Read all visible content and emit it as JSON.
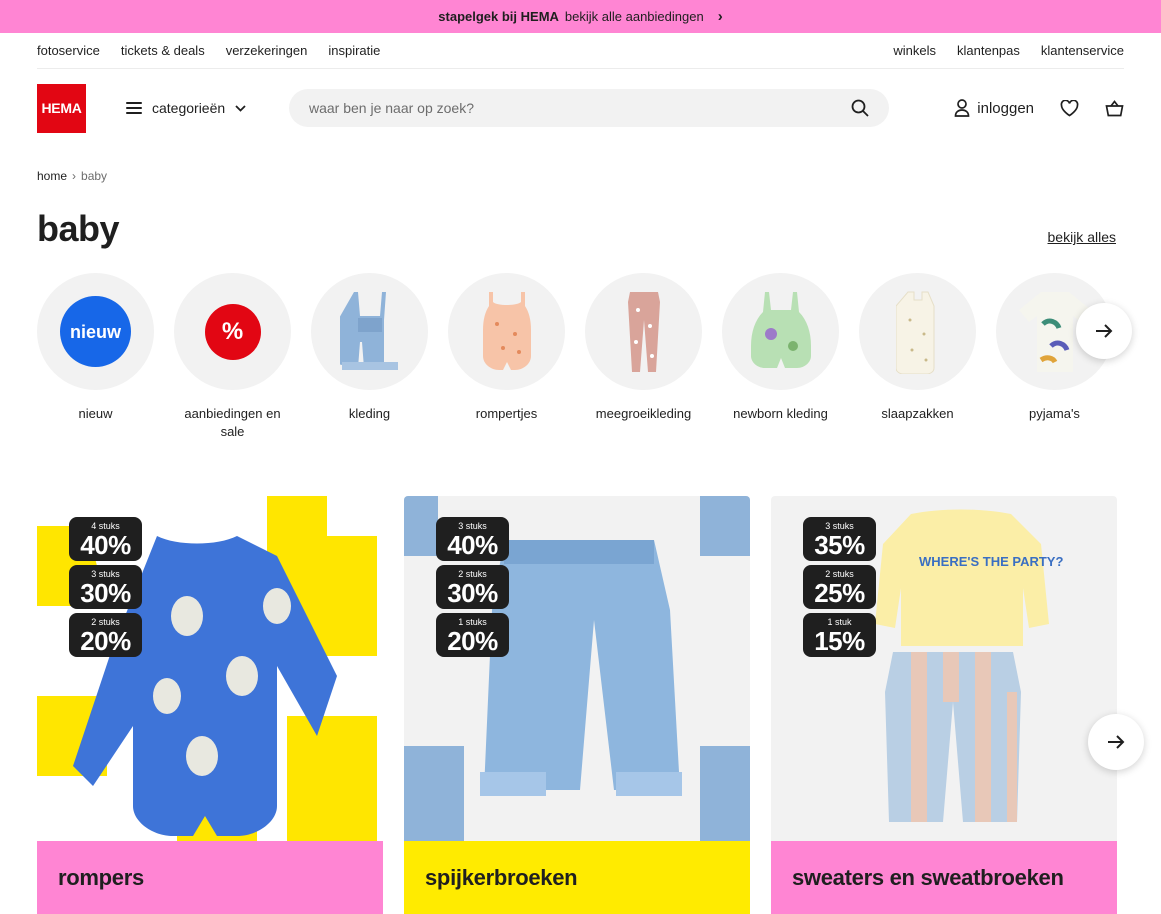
{
  "promo": {
    "bold": "stapelgek bij HEMA",
    "text": "bekijk alle aanbiedingen",
    "chevron": "›"
  },
  "utility_nav": {
    "left": [
      "fotoservice",
      "tickets & deals",
      "verzekeringen",
      "inspiratie"
    ],
    "right": [
      "winkels",
      "klantenpas",
      "klantenservice"
    ]
  },
  "header": {
    "logo": "HEMA",
    "categories_label": "categorieën",
    "search_placeholder": "waar ben je naar op zoek?",
    "login_label": "inloggen"
  },
  "breadcrumb": {
    "home": "home",
    "separator": "›",
    "current": "baby"
  },
  "page": {
    "title": "baby",
    "see_all": "bekijk alles"
  },
  "categories": [
    {
      "label": "nieuw",
      "badge": "nieuw",
      "icon": "new-badge"
    },
    {
      "label": "aanbiedingen en sale",
      "badge": "%",
      "icon": "percent-badge"
    },
    {
      "label": "kleding",
      "icon": "denim-overall"
    },
    {
      "label": "rompertjes",
      "icon": "romper"
    },
    {
      "label": "meegroeikleding",
      "icon": "leggings"
    },
    {
      "label": "newborn kleding",
      "icon": "green-overall"
    },
    {
      "label": "slaapzakken",
      "icon": "sleeping-bag"
    },
    {
      "label": "pyjama's",
      "icon": "dino-pyjama"
    }
  ],
  "products": [
    {
      "label": "rompers",
      "color": "#ff85d3",
      "discounts": [
        {
          "qty": "4 stuks",
          "pct": "40%"
        },
        {
          "qty": "3 stuks",
          "pct": "30%"
        },
        {
          "qty": "2 stuks",
          "pct": "20%"
        }
      ]
    },
    {
      "label": "spijkerbroeken",
      "color": "#ffeb00",
      "discounts": [
        {
          "qty": "3 stuks",
          "pct": "40%"
        },
        {
          "qty": "2 stuks",
          "pct": "30%"
        },
        {
          "qty": "1 stuks",
          "pct": "20%"
        }
      ]
    },
    {
      "label": "sweaters en sweatbroeken",
      "color": "#ff85d3",
      "print": "WHERE'S THE PARTY?",
      "discounts": [
        {
          "qty": "3 stuks",
          "pct": "35%"
        },
        {
          "qty": "2 stuks",
          "pct": "25%"
        },
        {
          "qty": "1 stuk",
          "pct": "15%"
        }
      ]
    }
  ],
  "colors": {
    "brand_red": "#e20613",
    "promo_pink": "#ff85d3",
    "yellow": "#ffeb00",
    "blue": "#1767e8"
  }
}
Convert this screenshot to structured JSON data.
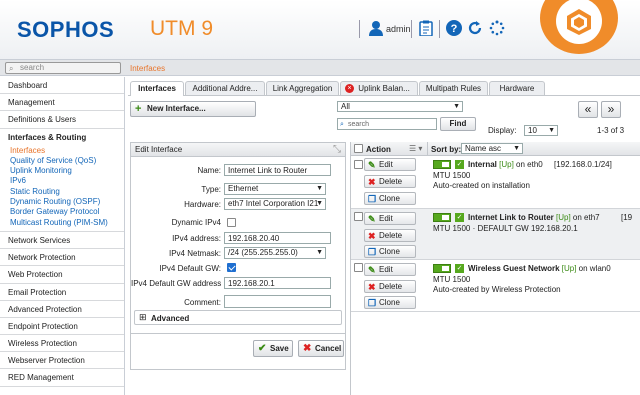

○ ○ ○ ○

GIVEN INSTRUCTION: Reproduce all the entries that precede this task, word for word, minus any pictures.

RESPONSE:
Read all visible content and emit it as JSON.
{
  "promo": {
    "bold": "stapelgek bij HEMA",
    "text": "bekijk alle aanbiedingen",
    "chevron": "›"
  },
  "utility_nav": {
    "left": [
      "fotoservice",
      "tickets & deals",
      "verzekeringen",
      "inspiratie"
    ],
    "right": [
      "winkels",
      "klantenpas",
      "klantenservice"
    ]
  },
  "header": {
    "logo": "HEMA",
    "categories_label": "categorieën",
    "search_placeholder": "waar ben je naar op zoek?",
    "login_label": "inloggen"
  },
  "breadcrumb": {
    "home": "home",
    "separator": "›",
    "current": "baby"
  },
  "page": {
    "title": "baby",
    "see_all": "bekijk alles"
  },
  "categories": [
    {
      "label": "nieuw",
      "badge": "nieuw",
      "icon": "new-badge"
    },
    {
      "label": "aanbiedingen en sale",
      "badge": "%",
      "icon": "percent-badge"
    },
    {
      "label": "kleding",
      "icon": "denim-overall"
    },
    {
      "label": "rompertjes",
      "icon": "romper"
    },
    {
      "label": "meegroeikleding",
      "icon": "leggings"
    },
    {
      "label": "newborn kleding",
      "icon": "green-overall"
    },
    {
      "label": "slaapzakken",
      "icon": "sleeping-bag"
    },
    {
      "label": "pyjama's",
      "icon": "dino-pyjama"
    }
  ],
  "products": [
    {
      "label": "rompers",
      "color": "#ff85d3",
      "discounts": [
        {
          "qty": "4 stuks",
          "pct": "40%"
        },
        {
          "qty": "3 stuks",
          "pct": "30%"
        },
        {
          "qty": "2 stuks",
          "pct": "20%"
        }
      ]
    },
    {
      "label": "spijkerbroeken",
      "color": "#ffeb00",
      "discounts": [
        {
          "qty": "3 stuks",
          "pct": "40%"
        },
        {
          "qty": "2 stuks",
          "pct": "30%"
        },
        {
          "qty": "1 stuks",
          "pct": "20%"
        }
      ]
    },
    {
      "label": "sweaters en sweatbroeken",
      "color": "#ff85d3",
      "print": "WHERE'S THE PARTY?",
      "discounts": [
        {
          "qty": "3 stuks",
          "pct": "35%"
        },
        {
          "qty": "2 stuks",
          "pct": "25%"
        },
        {
          "qty": "1 stuk",
          "pct": "15%"
        }
      ]
    }
  ],
  "colors": {
    "brand_red": "#e20613",
    "promo_pink": "#ff85d3",
    "yellow": "#ffeb00",
    "blue": "#1767e8"
  }
}
Convert this screenshot to structured JSON data.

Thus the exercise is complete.